*TO DO*. Reproduce the data that follows in its entirety, character for character.

Collected data:
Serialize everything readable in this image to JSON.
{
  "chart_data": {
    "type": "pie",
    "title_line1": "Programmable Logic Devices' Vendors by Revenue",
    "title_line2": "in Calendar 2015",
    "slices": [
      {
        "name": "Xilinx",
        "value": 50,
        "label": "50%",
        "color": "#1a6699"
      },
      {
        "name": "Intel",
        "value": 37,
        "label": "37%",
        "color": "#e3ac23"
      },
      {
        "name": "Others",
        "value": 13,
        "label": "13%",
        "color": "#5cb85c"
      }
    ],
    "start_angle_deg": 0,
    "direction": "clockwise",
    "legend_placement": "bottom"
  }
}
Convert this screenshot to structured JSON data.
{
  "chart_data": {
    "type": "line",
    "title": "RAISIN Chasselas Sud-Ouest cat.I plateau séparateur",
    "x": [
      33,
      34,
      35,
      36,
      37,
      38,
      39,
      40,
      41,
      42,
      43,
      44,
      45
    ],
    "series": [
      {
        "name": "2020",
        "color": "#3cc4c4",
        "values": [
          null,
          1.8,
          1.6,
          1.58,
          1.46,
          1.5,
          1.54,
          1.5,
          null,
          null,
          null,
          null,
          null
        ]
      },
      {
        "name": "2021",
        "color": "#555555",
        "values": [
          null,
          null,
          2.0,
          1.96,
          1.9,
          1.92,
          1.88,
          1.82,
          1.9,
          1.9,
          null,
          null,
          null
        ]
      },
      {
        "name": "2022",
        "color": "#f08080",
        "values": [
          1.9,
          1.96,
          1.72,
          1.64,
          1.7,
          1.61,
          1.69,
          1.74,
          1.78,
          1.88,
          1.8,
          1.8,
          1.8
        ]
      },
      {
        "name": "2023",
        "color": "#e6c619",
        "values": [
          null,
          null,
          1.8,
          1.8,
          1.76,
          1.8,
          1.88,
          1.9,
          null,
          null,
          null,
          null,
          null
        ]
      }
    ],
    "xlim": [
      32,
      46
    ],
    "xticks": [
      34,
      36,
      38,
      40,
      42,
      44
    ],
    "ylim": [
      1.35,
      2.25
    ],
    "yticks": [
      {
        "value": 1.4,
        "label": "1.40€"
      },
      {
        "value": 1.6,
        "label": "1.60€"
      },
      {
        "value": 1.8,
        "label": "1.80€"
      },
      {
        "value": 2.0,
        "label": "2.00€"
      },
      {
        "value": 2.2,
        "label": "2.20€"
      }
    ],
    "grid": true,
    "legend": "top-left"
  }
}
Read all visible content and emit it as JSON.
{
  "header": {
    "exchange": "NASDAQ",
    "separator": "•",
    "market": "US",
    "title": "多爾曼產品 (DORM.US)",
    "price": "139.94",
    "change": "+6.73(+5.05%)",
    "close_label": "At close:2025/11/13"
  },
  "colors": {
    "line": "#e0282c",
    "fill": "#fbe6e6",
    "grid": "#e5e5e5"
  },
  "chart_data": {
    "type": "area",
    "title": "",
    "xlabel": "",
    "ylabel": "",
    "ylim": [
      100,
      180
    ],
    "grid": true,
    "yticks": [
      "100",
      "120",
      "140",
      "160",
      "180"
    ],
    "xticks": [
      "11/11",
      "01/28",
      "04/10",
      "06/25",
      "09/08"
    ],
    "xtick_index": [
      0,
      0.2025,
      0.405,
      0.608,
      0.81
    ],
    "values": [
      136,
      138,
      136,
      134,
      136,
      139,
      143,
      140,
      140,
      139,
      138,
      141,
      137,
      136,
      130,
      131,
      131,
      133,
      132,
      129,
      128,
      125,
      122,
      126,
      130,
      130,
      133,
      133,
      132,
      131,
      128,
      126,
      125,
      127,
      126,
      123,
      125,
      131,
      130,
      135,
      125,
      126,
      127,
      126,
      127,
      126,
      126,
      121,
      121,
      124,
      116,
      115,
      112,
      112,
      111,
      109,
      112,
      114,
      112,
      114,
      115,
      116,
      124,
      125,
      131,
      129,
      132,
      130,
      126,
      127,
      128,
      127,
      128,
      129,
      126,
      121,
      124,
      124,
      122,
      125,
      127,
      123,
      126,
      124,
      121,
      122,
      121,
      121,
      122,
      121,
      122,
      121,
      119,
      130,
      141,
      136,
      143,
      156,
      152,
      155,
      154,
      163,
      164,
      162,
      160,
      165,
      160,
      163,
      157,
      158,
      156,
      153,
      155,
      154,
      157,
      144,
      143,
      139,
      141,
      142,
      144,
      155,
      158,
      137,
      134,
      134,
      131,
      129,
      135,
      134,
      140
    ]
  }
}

*ANSWER BELOW*.
Serialize everything readable in this image to JSON.
{
  "chart_data": {
    "type": "pie",
    "title_line1": "Programmable Logic Devices' Vendors by Revenue",
    "title_line2": "in Calendar 2015",
    "slices": [
      {
        "name": "Xilinx",
        "value": 50,
        "label": "50%",
        "color": "#1a6699"
      },
      {
        "name": "Intel",
        "value": 37,
        "label": "37%",
        "color": "#e3ac23"
      },
      {
        "name": "Others",
        "value": 13,
        "label": "13%",
        "color": "#5cb85c"
      }
    ],
    "start_angle_deg": 0,
    "direction": "clockwise",
    "legend_placement": "bottom"
  }
}
Convert this screenshot to structured JSON data.
{
  "chart_data": {
    "type": "line",
    "title": "RAISIN Chasselas Sud-Ouest cat.I plateau séparateur",
    "x": [
      33,
      34,
      35,
      36,
      37,
      38,
      39,
      40,
      41,
      42,
      43,
      44,
      45
    ],
    "series": [
      {
        "name": "2020",
        "color": "#3cc4c4",
        "values": [
          null,
          1.8,
          1.6,
          1.58,
          1.46,
          1.5,
          1.54,
          1.5,
          null,
          null,
          null,
          null,
          null
        ]
      },
      {
        "name": "2021",
        "color": "#555555",
        "values": [
          null,
          null,
          2.0,
          1.96,
          1.9,
          1.92,
          1.88,
          1.82,
          1.9,
          1.9,
          null,
          null,
          null
        ]
      },
      {
        "name": "2022",
        "color": "#f08080",
        "values": [
          1.9,
          1.96,
          1.72,
          1.64,
          1.7,
          1.61,
          1.69,
          1.74,
          1.78,
          1.88,
          1.8,
          1.8,
          1.8
        ]
      },
      {
        "name": "2023",
        "color": "#e6c619",
        "values": [
          null,
          null,
          1.8,
          1.8,
          1.76,
          1.8,
          1.88,
          1.9,
          null,
          null,
          null,
          null,
          null
        ]
      }
    ],
    "xlim": [
      32,
      46
    ],
    "xticks": [
      34,
      36,
      38,
      40,
      42,
      44
    ],
    "ylim": [
      1.35,
      2.25
    ],
    "yticks": [
      {
        "value": 1.4,
        "label": "1.40€"
      },
      {
        "value": 1.6,
        "label": "1.60€"
      },
      {
        "value": 1.8,
        "label": "1.80€"
      },
      {
        "value": 2.0,
        "label": "2.00€"
      },
      {
        "value": 2.2,
        "label": "2.20€"
      }
    ],
    "grid": true,
    "legend": "top-left"
  }
}
Read all visible content and emit it as JSON.
{
  "header": {
    "exchange": "NASDAQ",
    "separator": "•",
    "market": "US",
    "title": "多爾曼產品 (DORM.US)",
    "price": "139.94",
    "change": "+6.73(+5.05%)",
    "close_label": "At close:2025/11/13"
  },
  "colors": {
    "line": "#e0282c",
    "fill": "#fbe6e6",
    "grid": "#e5e5e5"
  },
  "chart_data": {
    "type": "area",
    "title": "",
    "xlabel": "",
    "ylabel": "",
    "ylim": [
      100,
      180
    ],
    "grid": true,
    "yticks": [
      "100",
      "120",
      "140",
      "160",
      "180"
    ],
    "xticks": [
      "11/11",
      "01/28",
      "04/10",
      "06/25",
      "09/08"
    ],
    "xtick_index": [
      0,
      0.2025,
      0.405,
      0.608,
      0.81
    ],
    "values": [
      136,
      138,
      136,
      134,
      136,
      139,
      143,
      140,
      140,
      139,
      138,
      141,
      137,
      136,
      130,
      131,
      131,
      133,
      132,
      129,
      128,
      125,
      122,
      126,
      130,
      130,
      133,
      133,
      132,
      131,
      128,
      126,
      125,
      127,
      126,
      123,
      125,
      131,
      130,
      135,
      125,
      126,
      127,
      126,
      127,
      126,
      126,
      121,
      121,
      124,
      116,
      115,
      112,
      112,
      111,
      109,
      112,
      114,
      112,
      114,
      115,
      116,
      124,
      125,
      131,
      129,
      132,
      130,
      126,
      127,
      128,
      127,
      128,
      129,
      126,
      121,
      124,
      124,
      122,
      125,
      127,
      123,
      126,
      124,
      121,
      122,
      121,
      121,
      122,
      121,
      122,
      121,
      119,
      130,
      141,
      136,
      143,
      156,
      152,
      155,
      154,
      163,
      164,
      162,
      160,
      165,
      160,
      163,
      157,
      158,
      156,
      153,
      155,
      154,
      157,
      144,
      143,
      139,
      141,
      142,
      144,
      155,
      158,
      137,
      134,
      134,
      131,
      129,
      135,
      134,
      140
    ]
  }
}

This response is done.